Dataset entries:
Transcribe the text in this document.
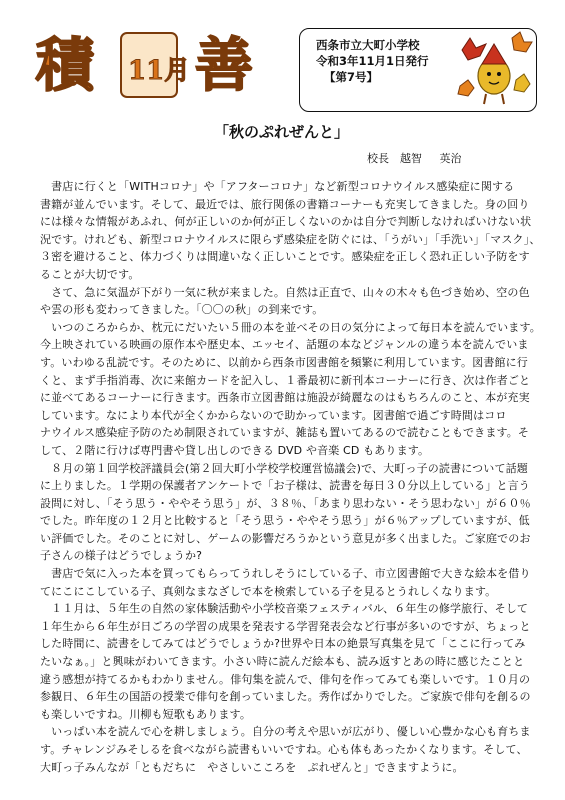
積 11月 善	西条市立大町小学校
令和3年11月1日発行
【第7号】
「秋のぷれぜんと」
校長　越智 英治
　書店に行くと「WITHコロナ」や「アフターコロナ」など新型コロナウイルス感染症に関する
書籍が並んでいます。そして、最近では、旅行関係の書籍コーナーも充実してきました。身の回り
には様々な情報があふれ、何が正しいのか何が正しくないのかは自分で判断しなければいけない状
況です。けれども、新型コロナウイルスに限らず感染症を防ぐには、「うがい」「手洗い」「マスク」、
３密を避けること、体力づくりは間違いなく正しいことです。感染症を正しく恐れ正しい予防をす
ることが大切です。
　さて、急に気温が下がり一気に秋が来ました。自然は正直で、山々の木々も色づき始め、空の色
や雲の形も変わってきました。「〇〇の秋」の到来です。
　いつのころからか、枕元にだいたい５冊の本を並べその日の気分によって毎日本を読んでいます。
今上映されている映画の原作本や歴史本、エッセイ、話題の本などジャンルの違う本を読んでいま
す。いわゆる乱読です。そのために、以前から西条市図書館を頻繁に利用しています。図書館に行
くと、まず手指消毒、次に来館カードを記入し、１番最初に新刊本コーナーに行き、次は作者ごと
に並べてあるコーナーに行きます。西条市立図書館は施設が綺麗なのはもちろんのこと、本が充実
しています。なにより本代が全くかからないので助かっています。図書館で過ごす時間はコロ
ナウイルス感染症予防のため制限されていますが、雑誌も置いてあるので読むこともできます。そ
して、２階に行けば専門書や貸し出しのできる DVD や音楽 CD もあります。
　８月の第１回学校評議員会(第２回大町小学校学校運営協議会)で、大町っ子の読書について話題
に上りました。１学期の保護者アンケートで「お子様は、読書を毎日３０分以上している」と言う
設問に対し、「そう思う・ややそう思う」が、３８％、「あまり思わない・そう思わない」が６０％
でした。昨年度の１２月と比較すると「そう思う・ややそう思う」が６％アップしていますが、低
い評価でした。そのことに対し、ゲームの影響だろうかという意見が多く出ました。ご家庭でのお
子さんの様子はどうでしょうか?
　書店で気に入った本を買ってもらってうれしそうにしている子、市立図書館で大きな絵本を借り
てにこにこしている子、真剣なまなざしで本を検索している子を見るとうれしくなります。
　１１月は、５年生の自然の家体験活動や小学校音楽フェスティバル、６年生の修学旅行、そして
１年生から６年生が日ごろの学習の成果を発表する学習発表会など行事が多いのですが、ちょっと
した時間に、読書をしてみてはどうでしょうか?世界や日本の絶景写真集を見て「ここに行ってみ
たいなぁ。」と興味がわいてきます。小さい時に読んだ絵本も、読み返すとあの時に感じたことと
違う感想が持てるかもわかりません。俳句集を読んで、俳句を作ってみても楽しいです。１０月の
参観日、６年生の国語の授業で俳句を創っていました。秀作ばかりでした。ご家族で俳句を創るの
も楽しいですね。川柳も短歌もあります。
　いっぱい本を読んで心を耕しましょう。自分の考えや思いが広がり、優しい心豊かな心も育ちま
す。チャレンジみそしるを食べながら読書もいいですね。心も体もあったかくなります。そして、
大町っ子みんなが「ともだちに　やさしいこころを　ぷれぜんと」できますように。
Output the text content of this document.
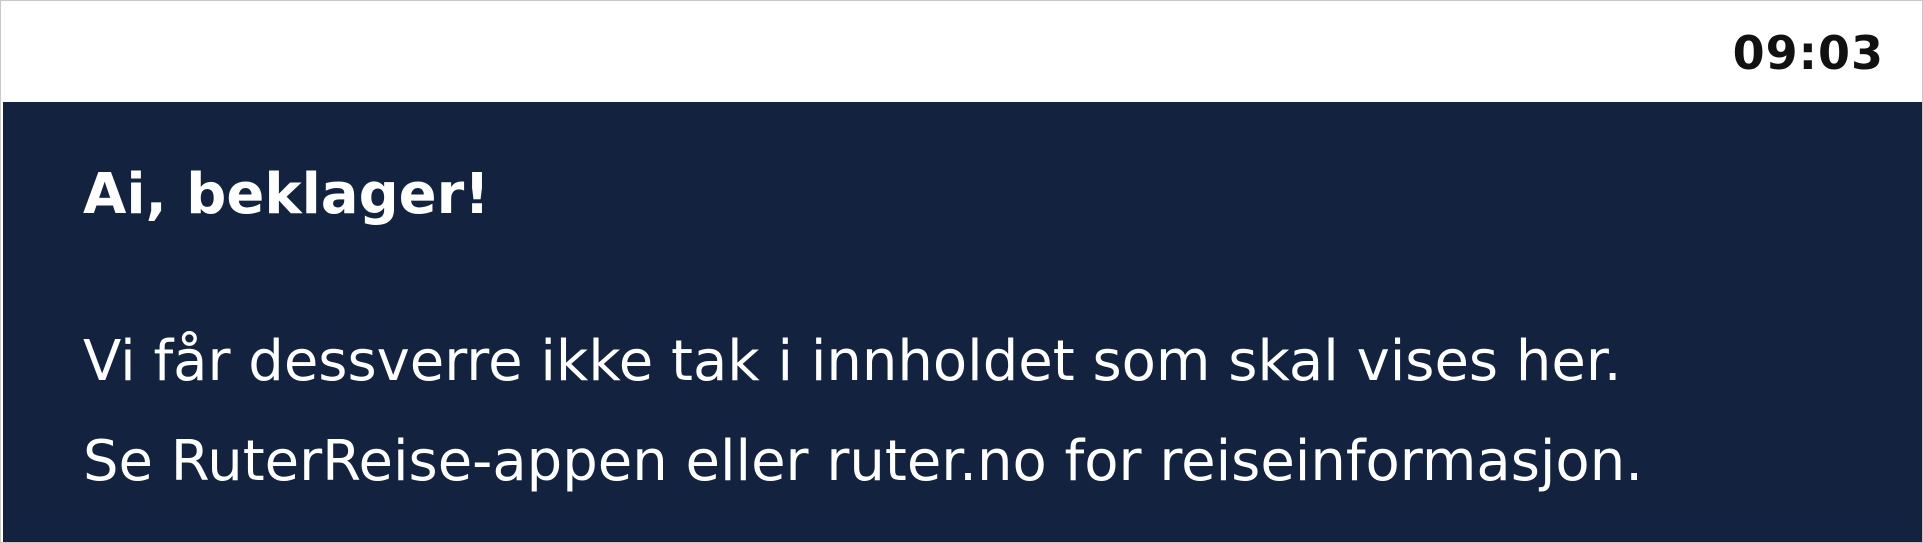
09:03
Ai, beklager!

Vi får dessverre ikke tak i innholdet som skal vises her.
Se RuterReise-appen eller ruter.no for reiseinformasjon.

→ Task objective
Pull every line containing the word "ややそう思う" out of the material.

→ Correct response
設問に対し、「そう思う・ややそう思う」が、３８％、「あまり思わない・そう思わない」が６０％
でした。昨年度の１２月と比較すると「そう思う・ややそう思う」が６％アップしていますが、低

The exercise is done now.